Print the records below exactly; all of them are needed.

**** Data for this exercise ****

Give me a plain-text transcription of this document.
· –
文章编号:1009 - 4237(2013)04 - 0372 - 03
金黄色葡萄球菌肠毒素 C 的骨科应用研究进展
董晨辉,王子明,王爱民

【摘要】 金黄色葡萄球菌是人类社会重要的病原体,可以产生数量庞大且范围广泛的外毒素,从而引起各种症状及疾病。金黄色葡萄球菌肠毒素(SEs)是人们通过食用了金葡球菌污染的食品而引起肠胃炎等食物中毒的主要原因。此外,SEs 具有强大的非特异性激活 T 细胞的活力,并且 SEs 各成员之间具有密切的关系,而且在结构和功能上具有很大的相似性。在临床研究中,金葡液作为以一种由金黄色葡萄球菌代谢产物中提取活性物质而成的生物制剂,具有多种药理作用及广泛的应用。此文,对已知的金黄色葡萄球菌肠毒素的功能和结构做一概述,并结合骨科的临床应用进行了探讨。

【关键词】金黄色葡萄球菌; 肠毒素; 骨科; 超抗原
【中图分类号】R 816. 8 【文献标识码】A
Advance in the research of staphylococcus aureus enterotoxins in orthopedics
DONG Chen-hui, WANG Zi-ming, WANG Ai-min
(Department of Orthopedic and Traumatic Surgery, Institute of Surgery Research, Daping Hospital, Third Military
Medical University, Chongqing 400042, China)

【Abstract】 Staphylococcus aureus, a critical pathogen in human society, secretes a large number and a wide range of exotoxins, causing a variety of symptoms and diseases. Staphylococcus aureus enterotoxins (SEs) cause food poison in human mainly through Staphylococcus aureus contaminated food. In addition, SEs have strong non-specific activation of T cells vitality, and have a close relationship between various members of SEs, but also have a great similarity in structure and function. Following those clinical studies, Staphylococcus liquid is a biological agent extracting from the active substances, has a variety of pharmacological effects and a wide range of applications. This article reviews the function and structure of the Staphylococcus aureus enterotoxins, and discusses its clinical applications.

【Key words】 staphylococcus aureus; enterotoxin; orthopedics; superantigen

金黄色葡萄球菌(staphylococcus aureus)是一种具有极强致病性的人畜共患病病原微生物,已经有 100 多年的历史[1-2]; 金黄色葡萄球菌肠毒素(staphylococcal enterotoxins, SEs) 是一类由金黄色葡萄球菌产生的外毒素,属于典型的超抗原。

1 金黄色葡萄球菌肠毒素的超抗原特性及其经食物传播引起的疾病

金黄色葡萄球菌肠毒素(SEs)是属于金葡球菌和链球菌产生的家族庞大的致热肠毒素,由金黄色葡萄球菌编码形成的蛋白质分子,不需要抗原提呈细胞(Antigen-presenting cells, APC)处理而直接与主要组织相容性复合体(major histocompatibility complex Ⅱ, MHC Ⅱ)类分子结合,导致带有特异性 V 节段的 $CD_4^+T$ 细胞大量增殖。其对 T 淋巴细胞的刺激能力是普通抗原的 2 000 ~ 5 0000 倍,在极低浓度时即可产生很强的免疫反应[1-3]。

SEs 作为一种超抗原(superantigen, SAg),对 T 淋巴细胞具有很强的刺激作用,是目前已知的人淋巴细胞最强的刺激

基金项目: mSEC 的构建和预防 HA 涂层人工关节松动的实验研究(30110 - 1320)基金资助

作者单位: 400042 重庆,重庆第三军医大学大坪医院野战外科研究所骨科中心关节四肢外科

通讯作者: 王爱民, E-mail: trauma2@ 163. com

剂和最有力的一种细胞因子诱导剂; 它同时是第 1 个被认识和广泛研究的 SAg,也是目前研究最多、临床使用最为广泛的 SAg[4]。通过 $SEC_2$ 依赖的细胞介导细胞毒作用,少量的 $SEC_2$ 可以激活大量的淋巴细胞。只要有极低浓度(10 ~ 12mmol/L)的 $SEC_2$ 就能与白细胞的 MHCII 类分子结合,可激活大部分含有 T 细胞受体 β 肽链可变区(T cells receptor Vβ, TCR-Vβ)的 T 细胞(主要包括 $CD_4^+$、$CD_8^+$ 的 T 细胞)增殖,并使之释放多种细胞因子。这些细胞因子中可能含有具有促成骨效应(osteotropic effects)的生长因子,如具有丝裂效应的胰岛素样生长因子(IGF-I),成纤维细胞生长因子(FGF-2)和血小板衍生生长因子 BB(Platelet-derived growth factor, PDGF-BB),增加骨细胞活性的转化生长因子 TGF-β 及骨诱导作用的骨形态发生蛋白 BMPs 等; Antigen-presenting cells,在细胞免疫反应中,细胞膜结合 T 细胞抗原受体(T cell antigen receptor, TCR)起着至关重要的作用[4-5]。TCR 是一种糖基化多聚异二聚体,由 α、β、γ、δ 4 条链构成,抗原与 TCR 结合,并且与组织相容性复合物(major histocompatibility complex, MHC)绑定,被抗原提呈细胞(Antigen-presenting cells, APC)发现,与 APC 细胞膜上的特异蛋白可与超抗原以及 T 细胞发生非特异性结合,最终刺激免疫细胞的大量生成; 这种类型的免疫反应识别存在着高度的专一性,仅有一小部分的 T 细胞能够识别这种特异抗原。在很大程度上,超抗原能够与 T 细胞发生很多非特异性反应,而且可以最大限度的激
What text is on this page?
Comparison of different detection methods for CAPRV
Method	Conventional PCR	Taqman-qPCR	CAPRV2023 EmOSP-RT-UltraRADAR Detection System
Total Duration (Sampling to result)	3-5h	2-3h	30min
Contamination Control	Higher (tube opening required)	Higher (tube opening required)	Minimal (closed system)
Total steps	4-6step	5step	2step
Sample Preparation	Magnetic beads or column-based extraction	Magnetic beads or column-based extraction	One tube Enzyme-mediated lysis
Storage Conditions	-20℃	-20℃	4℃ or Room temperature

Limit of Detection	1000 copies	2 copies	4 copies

****

### [Solution for this exercise]
Give me a plain-text transcription of this document.
· –
文章编号:1009 - 4237(2013)04 - 0372 - 03
金黄色葡萄球菌肠毒素 C 的骨科应用研究进展
董晨辉,王子明,王爱民

【摘要】 金黄色葡萄球菌是人类社会重要的病原体,可以产生数量庞大且范围广泛的外毒素,从而引起各种症状及疾病。金黄色葡萄球菌肠毒素(SEs)是人们通过食用了金葡球菌污染的食品而引起肠胃炎等食物中毒的主要原因。此外,SEs 具有强大的非特异性激活 T 细胞的活力,并且 SEs 各成员之间具有密切的关系,而且在结构和功能上具有很大的相似性。在临床研究中,金葡液作为以一种由金黄色葡萄球菌代谢产物中提取活性物质而成的生物制剂,具有多种药理作用及广泛的应用。此文,对已知的金黄色葡萄球菌肠毒素的功能和结构做一概述,并结合骨科的临床应用进行了探讨。

【关键词】金黄色葡萄球菌; 肠毒素; 骨科; 超抗原
【中图分类号】R 816. 8 【文献标识码】A
Advance in the research of staphylococcus aureus enterotoxins in orthopedics
DONG Chen-hui, WANG Zi-ming, WANG Ai-min
(Department of Orthopedic and Traumatic Surgery, Institute of Surgery Research, Daping Hospital, Third Military
Medical University, Chongqing 400042, China)

【Abstract】 Staphylococcus aureus, a critical pathogen in human society, secretes a large number and a wide range of exotoxins, causing a variety of symptoms and diseases. Staphylococcus aureus enterotoxins (SEs) cause food poison in human mainly through Staphylococcus aureus contaminated food. In addition, SEs have strong non-specific activation of T cells vitality, and have a close relationship between various members of SEs, but also have a great similarity in structure and function. Following those clinical studies, Staphylococcus liquid is a biological agent extracting from the active substances, has a variety of pharmacological effects and a wide range of applications. This article reviews the function and structure of the Staphylococcus aureus enterotoxins, and discusses its clinical applications.

【Key words】 staphylococcus aureus; enterotoxin; orthopedics; superantigen

金黄色葡萄球菌(staphylococcus aureus)是一种具有极强致病性的人畜共患病病原微生物,已经有 100 多年的历史[1-2]; 金黄色葡萄球菌肠毒素(staphylococcal enterotoxins, SEs) 是一类由金黄色葡萄球菌产生的外毒素,属于典型的超抗原。

1 金黄色葡萄球菌肠毒素的超抗原特性及其经食物传播引起的疾病

金黄色葡萄球菌肠毒素(SEs)是属于金葡球菌和链球菌产生的家族庞大的致热肠毒素,由金黄色葡萄球菌编码形成的蛋白质分子,不需要抗原提呈细胞(Antigen-presenting cells, APC)处理而直接与主要组织相容性复合体(major histocompatibility complex Ⅱ, MHC Ⅱ)类分子结合,导致带有特异性 V 节段的 $CD_4^+T$ 细胞大量增殖。其对 T 淋巴细胞的刺激能力是普通抗原的 2 000 ~ 5 0000 倍,在极低浓度时即可产生很强的免疫反应[1-3]。

SEs 作为一种超抗原(superantigen, SAg),对 T 淋巴细胞具有很强的刺激作用,是目前已知的人淋巴细胞最强的刺激

基金项目: mSEC 的构建和预防 HA 涂层人工关节松动的实验研究(30110 - 1320)基金资助

作者单位: 400042 重庆,重庆第三军医大学大坪医院野战外科研究所骨科中心关节四肢外科

通讯作者: 王爱民, E-mail: trauma2@ 163. com

剂和最有力的一种细胞因子诱导剂; 它同时是第 1 个被认识和广泛研究的 SAg,也是目前研究最多、临床使用最为广泛的 SAg[4]。通过 $SEC_2$ 依赖的细胞介导细胞毒作用,少量的 $SEC_2$ 可以激活大量的淋巴细胞。只要有极低浓度(10 ~ 12mmol/L)的 $SEC_2$ 就能与白细胞的 MHCII 类分子结合,可激活大部分含有 T 细胞受体 β 肽链可变区(T cells receptor Vβ, TCR-Vβ)的 T 细胞(主要包括 $CD_4^+$、$CD_8^+$ 的 T 细胞)增殖,并使之释放多种细胞因子。这些细胞因子中可能含有具有促成骨效应(osteotropic effects)的生长因子,如具有丝裂效应的胰岛素样生长因子(IGF-I),成纤维细胞生长因子(FGF-2)和血小板衍生生长因子 BB(Platelet-derived growth factor, PDGF-BB),增加骨细胞活性的转化生长因子 TGF-β 及骨诱导作用的骨形态发生蛋白 BMPs 等; Antigen-presenting cells,在细胞免疫反应中,细胞膜结合 T 细胞抗原受体(T cell antigen receptor, TCR)起着至关重要的作用[4-5]。TCR 是一种糖基化多聚异二聚体,由 α、β、γ、δ 4 条链构成,抗原与 TCR 结合,并且与组织相容性复合物(major histocompatibility complex, MHC)绑定,被抗原提呈细胞(Antigen-presenting cells, APC)发现,与 APC 细胞膜上的特异蛋白可与超抗原以及 T 细胞发生非特异性结合,最终刺激免疫细胞的大量生成; 这种类型的免疫反应识别存在着高度的专一性,仅有一小部分的 T 细胞能够识别这种特异抗原。在很大程度上,超抗原能够与 T 细胞发生很多非特异性反应,而且可以最大限度的激
What text is on this page?
Comparison of different detection methods for CAPRV
Method	Conventional PCR	Taqman-qPCR	CAPRV2023 EmOSP-RT-UltraRADAR Detection System
Total Duration (Sampling to result)	3-5h	2-3h	30min
Contamination Control	Higher (tube opening required)	Higher (tube opening required)	Minimal (closed system)
Total steps	4-6step	5step	2step
Sample Preparation	Magnetic beads or column-based extraction	Magnetic beads or column-based extraction	One tube Enzyme-mediated lysis
Storage Conditions	-20℃	-20℃	4℃ or Room temperature

Limit of Detection	1000 copies	2 copies	4 copies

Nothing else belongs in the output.